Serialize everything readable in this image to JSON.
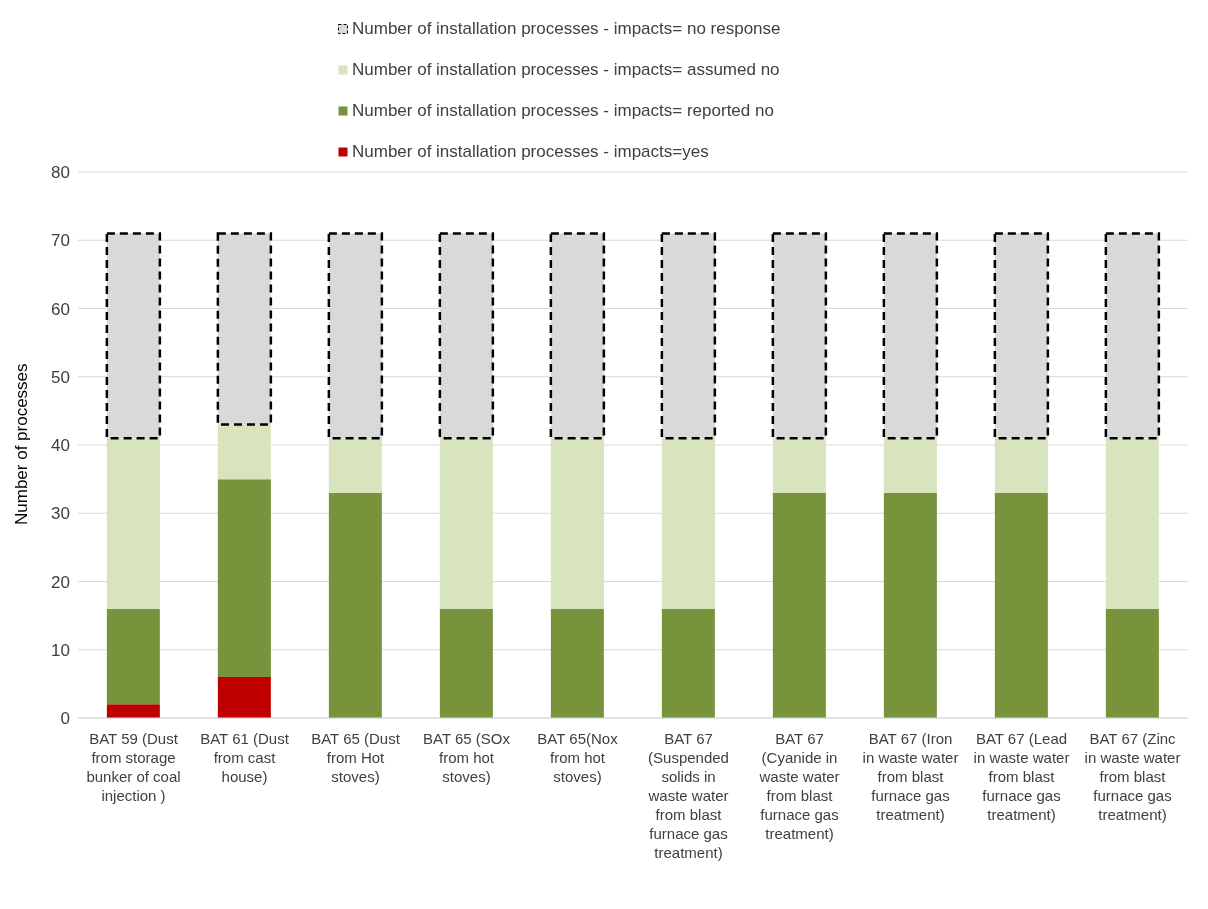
{
  "chart_data": {
    "type": "bar",
    "stacked": true,
    "ylabel": "Number of processes",
    "categories": [
      "BAT 59 (Dust from storage bunker of coal injection )",
      "BAT 61 (Dust from cast house)",
      "BAT 65 (Dust from Hot stoves)",
      "BAT 65 (SOx from hot stoves)",
      "BAT 65(Nox from hot stoves)",
      "BAT 67 (Suspended solids in waste water from blast furnace gas treatment)",
      "BAT 67 (Cyanide in waste water from blast furnace gas treatment)",
      "BAT 67 (Iron in waste water from blast furnace gas treatment)",
      "BAT 67 (Lead in waste water from blast furnace gas treatment)",
      "BAT 67 (Zinc in waste water from blast furnace gas treatment)"
    ],
    "series": [
      {
        "name": "Number of installation processes - impacts=yes",
        "color": "#c00000",
        "values": [
          2,
          6,
          0,
          0,
          0,
          0,
          0,
          0,
          0,
          0
        ]
      },
      {
        "name": "Number of installation processes - impacts= reported no",
        "color": "#77933c",
        "values": [
          14,
          29,
          33,
          16,
          16,
          16,
          33,
          33,
          33,
          16
        ]
      },
      {
        "name": "Number of installation processes - impacts= assumed no",
        "color": "#d7e4bd",
        "values": [
          25,
          8,
          8,
          25,
          25,
          25,
          8,
          8,
          8,
          25
        ]
      },
      {
        "name": "Number of installation processes - impacts= no response",
        "color": "#d9d9d9",
        "line_style": "dashed",
        "values": [
          30,
          28,
          30,
          30,
          30,
          30,
          30,
          30,
          30,
          30
        ]
      }
    ],
    "ylim": [
      0,
      80
    ],
    "yticks": [
      0,
      10,
      20,
      30,
      40,
      50,
      60,
      70,
      80
    ],
    "grid": "y",
    "legend": "top"
  }
}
----------
-- Problem to work on --
Write the listing out a second time exactly, dropping all images.

-- Worked solution --
Serialize everything readable in this image to JSON.
{
  "chart_data": {
    "type": "bar",
    "stacked": true,
    "ylabel": "Number of processes",
    "categories": [
      "BAT 59 (Dust from storage bunker of coal injection )",
      "BAT 61 (Dust from cast house)",
      "BAT 65 (Dust from Hot stoves)",
      "BAT 65 (SOx from hot stoves)",
      "BAT 65(Nox from hot stoves)",
      "BAT 67 (Suspended solids in waste water from blast furnace gas treatment)",
      "BAT 67 (Cyanide in waste water from blast furnace gas treatment)",
      "BAT 67 (Iron in waste water from blast furnace gas treatment)",
      "BAT 67 (Lead in waste water from blast furnace gas treatment)",
      "BAT 67 (Zinc in waste water from blast furnace gas treatment)"
    ],
    "series": [
      {
        "name": "Number of installation processes - impacts=yes",
        "color": "#c00000",
        "values": [
          2,
          6,
          0,
          0,
          0,
          0,
          0,
          0,
          0,
          0
        ]
      },
      {
        "name": "Number of installation processes - impacts= reported no",
        "color": "#77933c",
        "values": [
          14,
          29,
          33,
          16,
          16,
          16,
          33,
          33,
          33,
          16
        ]
      },
      {
        "name": "Number of installation processes - impacts= assumed no",
        "color": "#d7e4bd",
        "values": [
          25,
          8,
          8,
          25,
          25,
          25,
          8,
          8,
          8,
          25
        ]
      },
      {
        "name": "Number of installation processes - impacts= no response",
        "color": "#d9d9d9",
        "line_style": "dashed",
        "values": [
          30,
          28,
          30,
          30,
          30,
          30,
          30,
          30,
          30,
          30
        ]
      }
    ],
    "ylim": [
      0,
      80
    ],
    "yticks": [
      0,
      10,
      20,
      30,
      40,
      50,
      60,
      70,
      80
    ],
    "grid": "y",
    "legend": "top"
  }
}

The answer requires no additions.